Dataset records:
=====

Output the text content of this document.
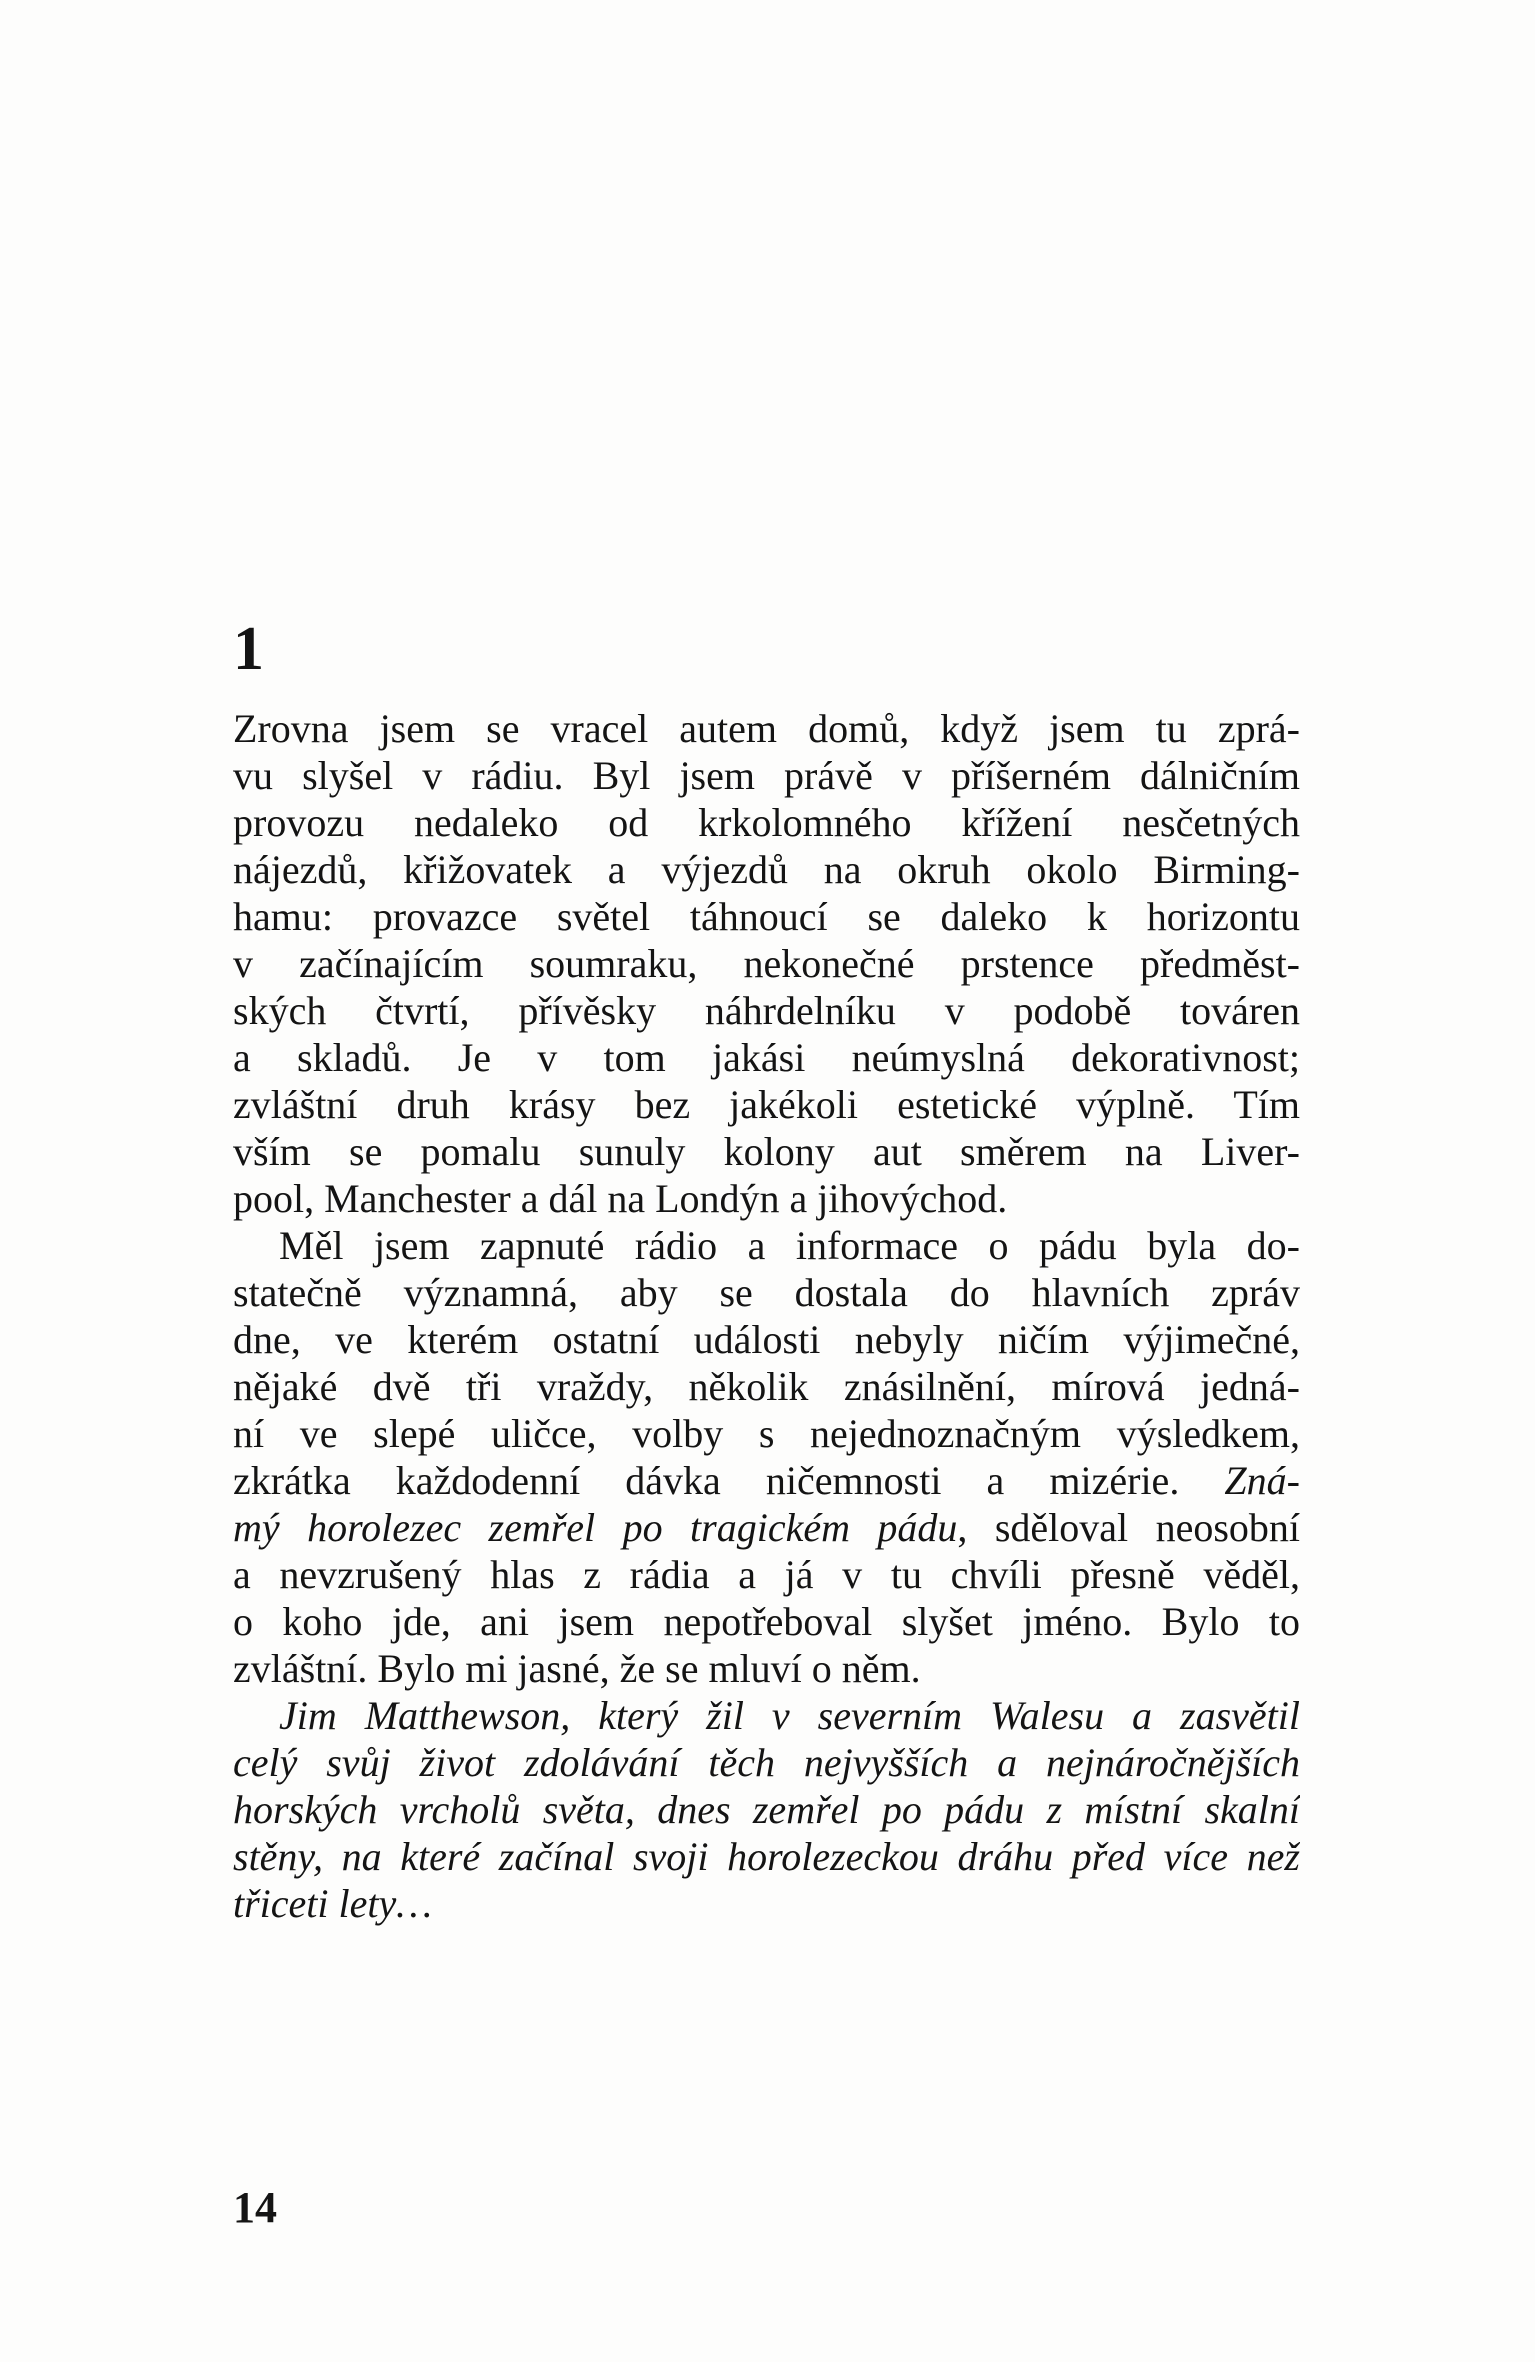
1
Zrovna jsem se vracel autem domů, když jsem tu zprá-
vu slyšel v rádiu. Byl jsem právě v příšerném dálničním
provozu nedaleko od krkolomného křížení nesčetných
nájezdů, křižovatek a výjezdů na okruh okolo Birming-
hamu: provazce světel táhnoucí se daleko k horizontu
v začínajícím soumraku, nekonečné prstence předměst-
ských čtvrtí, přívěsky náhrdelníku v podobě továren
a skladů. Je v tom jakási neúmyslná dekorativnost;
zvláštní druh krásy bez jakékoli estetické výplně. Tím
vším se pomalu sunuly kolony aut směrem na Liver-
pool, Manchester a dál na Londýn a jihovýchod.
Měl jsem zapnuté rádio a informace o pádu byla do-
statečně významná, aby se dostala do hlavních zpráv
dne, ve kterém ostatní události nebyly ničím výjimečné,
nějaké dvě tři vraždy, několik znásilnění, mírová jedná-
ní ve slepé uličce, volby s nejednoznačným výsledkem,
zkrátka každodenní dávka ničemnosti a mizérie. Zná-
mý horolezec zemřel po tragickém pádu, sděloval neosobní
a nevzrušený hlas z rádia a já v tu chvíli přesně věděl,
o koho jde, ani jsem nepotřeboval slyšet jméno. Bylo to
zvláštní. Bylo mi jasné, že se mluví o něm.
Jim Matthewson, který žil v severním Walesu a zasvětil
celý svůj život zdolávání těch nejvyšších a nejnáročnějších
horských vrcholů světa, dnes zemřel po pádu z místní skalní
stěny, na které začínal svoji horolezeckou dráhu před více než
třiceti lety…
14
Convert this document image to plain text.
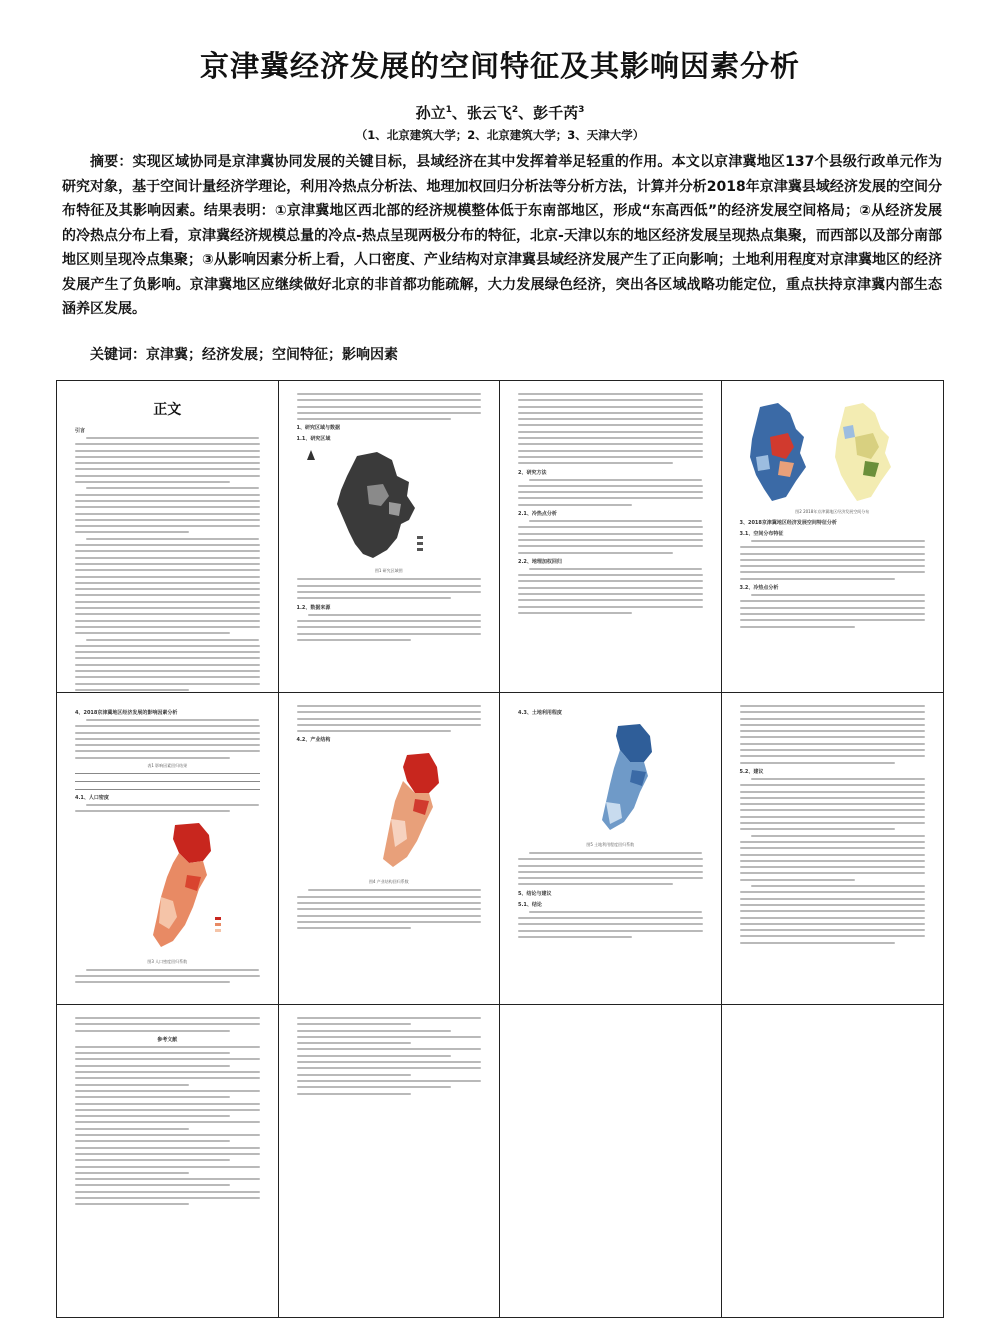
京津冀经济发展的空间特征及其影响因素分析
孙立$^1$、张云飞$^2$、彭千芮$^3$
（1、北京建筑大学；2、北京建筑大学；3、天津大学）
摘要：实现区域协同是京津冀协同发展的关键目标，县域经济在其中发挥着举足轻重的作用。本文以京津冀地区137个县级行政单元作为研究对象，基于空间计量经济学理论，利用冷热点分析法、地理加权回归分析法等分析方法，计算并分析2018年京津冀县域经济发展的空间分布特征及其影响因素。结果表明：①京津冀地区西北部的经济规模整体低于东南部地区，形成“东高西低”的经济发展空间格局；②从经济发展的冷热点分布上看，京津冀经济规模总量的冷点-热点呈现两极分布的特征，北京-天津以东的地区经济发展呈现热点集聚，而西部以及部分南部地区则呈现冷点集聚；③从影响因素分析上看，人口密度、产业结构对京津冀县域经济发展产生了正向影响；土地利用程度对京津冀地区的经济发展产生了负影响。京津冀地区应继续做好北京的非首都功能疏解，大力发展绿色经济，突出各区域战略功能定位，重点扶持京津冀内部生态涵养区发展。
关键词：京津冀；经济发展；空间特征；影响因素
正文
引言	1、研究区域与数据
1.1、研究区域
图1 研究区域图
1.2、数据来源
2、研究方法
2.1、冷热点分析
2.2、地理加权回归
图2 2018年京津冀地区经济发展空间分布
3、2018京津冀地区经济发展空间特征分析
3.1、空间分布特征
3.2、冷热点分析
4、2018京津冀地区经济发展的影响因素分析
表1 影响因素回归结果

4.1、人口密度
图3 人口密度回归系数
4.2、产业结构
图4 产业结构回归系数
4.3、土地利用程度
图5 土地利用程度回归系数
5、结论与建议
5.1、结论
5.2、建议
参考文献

=====

Find all lines with "Bylo" in them and copy each one.

- _Task output_
o koho jde, ani jsem nepotřeboval slyšet jméno. Bylo to
zvláštní. Bylo mi jasné, že se mluví o něm.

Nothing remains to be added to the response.